▶ [Job]
Some lines in the records below may hold the word "button"; give the number of those lines and nothing else.

▶ [Exercise inputs]
:::
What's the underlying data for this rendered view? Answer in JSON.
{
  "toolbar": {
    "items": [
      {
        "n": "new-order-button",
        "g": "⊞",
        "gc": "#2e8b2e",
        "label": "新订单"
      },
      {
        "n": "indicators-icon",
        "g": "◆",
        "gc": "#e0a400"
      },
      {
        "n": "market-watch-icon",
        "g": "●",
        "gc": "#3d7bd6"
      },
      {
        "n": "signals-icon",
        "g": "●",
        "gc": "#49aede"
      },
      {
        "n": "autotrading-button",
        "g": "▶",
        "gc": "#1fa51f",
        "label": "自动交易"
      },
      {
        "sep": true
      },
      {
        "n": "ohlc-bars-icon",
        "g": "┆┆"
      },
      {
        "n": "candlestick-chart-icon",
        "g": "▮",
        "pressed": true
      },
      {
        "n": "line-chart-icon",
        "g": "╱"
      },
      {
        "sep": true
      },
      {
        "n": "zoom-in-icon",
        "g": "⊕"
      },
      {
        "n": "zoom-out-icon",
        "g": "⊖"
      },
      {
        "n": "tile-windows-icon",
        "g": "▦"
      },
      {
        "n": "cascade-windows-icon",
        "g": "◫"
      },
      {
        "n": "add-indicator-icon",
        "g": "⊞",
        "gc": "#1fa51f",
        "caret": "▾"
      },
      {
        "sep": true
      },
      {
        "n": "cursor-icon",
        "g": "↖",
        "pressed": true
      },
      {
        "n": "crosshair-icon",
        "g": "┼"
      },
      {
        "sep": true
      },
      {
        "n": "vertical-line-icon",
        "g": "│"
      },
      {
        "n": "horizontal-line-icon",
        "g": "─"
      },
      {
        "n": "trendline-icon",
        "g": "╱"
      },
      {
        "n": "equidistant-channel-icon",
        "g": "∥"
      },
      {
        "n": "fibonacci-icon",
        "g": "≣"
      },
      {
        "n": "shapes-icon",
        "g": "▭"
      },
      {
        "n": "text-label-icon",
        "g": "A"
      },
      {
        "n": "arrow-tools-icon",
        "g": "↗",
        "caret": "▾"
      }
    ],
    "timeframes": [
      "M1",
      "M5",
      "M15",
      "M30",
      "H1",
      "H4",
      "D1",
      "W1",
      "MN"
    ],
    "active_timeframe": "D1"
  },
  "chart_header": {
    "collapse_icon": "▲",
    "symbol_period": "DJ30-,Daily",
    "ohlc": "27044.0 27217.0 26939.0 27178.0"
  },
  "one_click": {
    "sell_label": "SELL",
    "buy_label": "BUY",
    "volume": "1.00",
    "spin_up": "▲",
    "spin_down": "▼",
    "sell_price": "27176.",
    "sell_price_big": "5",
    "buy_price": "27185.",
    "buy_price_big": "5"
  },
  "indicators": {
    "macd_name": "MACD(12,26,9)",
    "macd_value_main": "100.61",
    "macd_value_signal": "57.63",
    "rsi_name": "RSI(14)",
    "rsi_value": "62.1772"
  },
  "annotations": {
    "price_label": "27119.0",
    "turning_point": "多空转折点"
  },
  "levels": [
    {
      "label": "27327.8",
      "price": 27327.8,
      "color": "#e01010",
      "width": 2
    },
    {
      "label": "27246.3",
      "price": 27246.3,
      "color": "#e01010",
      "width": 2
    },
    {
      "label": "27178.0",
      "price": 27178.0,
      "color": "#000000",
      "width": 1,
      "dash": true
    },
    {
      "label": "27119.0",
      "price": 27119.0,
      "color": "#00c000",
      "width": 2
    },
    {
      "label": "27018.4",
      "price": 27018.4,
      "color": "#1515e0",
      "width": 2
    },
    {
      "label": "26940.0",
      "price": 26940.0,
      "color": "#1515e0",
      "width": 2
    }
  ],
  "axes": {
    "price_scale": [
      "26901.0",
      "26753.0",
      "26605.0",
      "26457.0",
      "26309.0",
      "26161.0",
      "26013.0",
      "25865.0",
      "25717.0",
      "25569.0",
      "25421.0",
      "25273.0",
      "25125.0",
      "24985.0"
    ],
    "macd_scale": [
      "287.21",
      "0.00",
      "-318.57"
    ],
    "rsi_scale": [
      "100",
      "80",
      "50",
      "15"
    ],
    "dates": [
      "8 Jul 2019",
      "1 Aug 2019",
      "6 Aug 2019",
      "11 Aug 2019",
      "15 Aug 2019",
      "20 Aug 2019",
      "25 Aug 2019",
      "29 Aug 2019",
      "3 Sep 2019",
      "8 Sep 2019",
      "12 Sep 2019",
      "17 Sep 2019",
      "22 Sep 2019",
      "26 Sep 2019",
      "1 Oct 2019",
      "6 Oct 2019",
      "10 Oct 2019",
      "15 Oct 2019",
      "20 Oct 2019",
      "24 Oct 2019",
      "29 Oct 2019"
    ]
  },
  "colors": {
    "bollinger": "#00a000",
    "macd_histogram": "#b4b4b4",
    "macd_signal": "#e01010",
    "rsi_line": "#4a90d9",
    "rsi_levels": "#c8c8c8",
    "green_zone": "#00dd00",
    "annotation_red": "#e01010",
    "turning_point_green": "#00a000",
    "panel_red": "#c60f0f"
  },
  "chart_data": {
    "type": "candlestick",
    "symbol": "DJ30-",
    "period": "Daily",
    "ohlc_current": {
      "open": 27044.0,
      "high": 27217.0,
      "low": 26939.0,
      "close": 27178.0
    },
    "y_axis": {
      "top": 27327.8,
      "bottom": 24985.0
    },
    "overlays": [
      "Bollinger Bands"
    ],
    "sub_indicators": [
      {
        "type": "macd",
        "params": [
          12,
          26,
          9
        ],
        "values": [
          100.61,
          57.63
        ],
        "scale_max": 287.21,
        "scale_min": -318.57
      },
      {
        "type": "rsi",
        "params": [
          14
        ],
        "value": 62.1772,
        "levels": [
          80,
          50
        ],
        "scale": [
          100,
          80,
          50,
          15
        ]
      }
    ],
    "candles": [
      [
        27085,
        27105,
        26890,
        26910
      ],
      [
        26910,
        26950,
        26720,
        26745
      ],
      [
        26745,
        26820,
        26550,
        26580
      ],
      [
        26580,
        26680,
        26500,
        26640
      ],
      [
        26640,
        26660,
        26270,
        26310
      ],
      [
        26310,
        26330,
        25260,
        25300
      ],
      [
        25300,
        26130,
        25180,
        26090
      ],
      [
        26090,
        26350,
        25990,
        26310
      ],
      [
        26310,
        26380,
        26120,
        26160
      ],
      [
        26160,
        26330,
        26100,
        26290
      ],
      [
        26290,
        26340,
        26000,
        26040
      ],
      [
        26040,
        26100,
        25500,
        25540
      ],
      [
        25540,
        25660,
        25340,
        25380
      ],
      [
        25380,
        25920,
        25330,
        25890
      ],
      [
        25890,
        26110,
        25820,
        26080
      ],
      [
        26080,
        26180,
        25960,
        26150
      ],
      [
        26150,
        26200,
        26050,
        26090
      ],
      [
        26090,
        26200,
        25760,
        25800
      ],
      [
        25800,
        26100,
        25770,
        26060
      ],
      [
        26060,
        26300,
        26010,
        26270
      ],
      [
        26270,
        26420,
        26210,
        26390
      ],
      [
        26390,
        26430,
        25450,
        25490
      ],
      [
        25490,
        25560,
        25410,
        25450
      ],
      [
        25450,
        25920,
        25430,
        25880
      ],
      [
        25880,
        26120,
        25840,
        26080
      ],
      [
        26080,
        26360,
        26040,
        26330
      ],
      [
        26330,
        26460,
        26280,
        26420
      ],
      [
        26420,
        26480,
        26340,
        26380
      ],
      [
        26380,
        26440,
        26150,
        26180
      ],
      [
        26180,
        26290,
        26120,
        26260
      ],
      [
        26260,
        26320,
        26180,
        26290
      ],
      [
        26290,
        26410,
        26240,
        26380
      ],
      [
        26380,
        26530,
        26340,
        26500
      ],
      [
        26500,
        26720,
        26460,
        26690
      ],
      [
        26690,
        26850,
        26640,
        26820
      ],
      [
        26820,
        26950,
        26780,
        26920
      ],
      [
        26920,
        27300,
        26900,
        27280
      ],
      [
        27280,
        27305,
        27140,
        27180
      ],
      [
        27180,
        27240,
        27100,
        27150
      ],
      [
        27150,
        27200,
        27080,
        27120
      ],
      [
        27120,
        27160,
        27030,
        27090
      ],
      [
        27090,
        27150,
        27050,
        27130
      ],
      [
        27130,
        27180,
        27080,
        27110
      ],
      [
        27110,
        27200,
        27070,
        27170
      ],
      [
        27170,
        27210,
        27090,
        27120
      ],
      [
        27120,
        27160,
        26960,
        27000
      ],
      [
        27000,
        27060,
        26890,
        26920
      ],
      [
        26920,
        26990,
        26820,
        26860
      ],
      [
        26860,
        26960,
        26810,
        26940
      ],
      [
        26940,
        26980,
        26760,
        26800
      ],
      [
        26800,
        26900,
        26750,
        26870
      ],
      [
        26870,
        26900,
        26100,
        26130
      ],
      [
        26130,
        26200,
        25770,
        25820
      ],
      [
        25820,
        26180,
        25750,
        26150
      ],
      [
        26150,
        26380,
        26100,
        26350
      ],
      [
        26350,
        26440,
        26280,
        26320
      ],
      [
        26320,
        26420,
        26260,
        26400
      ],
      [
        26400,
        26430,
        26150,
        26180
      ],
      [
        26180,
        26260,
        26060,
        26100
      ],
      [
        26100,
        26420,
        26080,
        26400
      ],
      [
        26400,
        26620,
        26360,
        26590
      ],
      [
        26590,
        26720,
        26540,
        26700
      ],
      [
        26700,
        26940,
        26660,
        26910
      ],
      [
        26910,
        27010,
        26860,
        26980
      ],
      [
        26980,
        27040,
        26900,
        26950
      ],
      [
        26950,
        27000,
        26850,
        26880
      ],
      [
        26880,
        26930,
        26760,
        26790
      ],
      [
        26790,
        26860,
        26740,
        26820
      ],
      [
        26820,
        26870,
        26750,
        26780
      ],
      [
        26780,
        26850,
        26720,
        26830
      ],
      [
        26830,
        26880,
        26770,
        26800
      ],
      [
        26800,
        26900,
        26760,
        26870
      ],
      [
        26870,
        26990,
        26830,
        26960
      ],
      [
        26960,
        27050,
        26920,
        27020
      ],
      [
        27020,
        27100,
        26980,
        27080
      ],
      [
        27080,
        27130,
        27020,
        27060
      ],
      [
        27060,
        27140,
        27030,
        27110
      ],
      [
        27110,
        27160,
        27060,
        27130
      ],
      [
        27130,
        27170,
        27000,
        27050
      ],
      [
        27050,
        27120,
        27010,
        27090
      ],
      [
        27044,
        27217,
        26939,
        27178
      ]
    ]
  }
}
:::
▶ [Output below]
2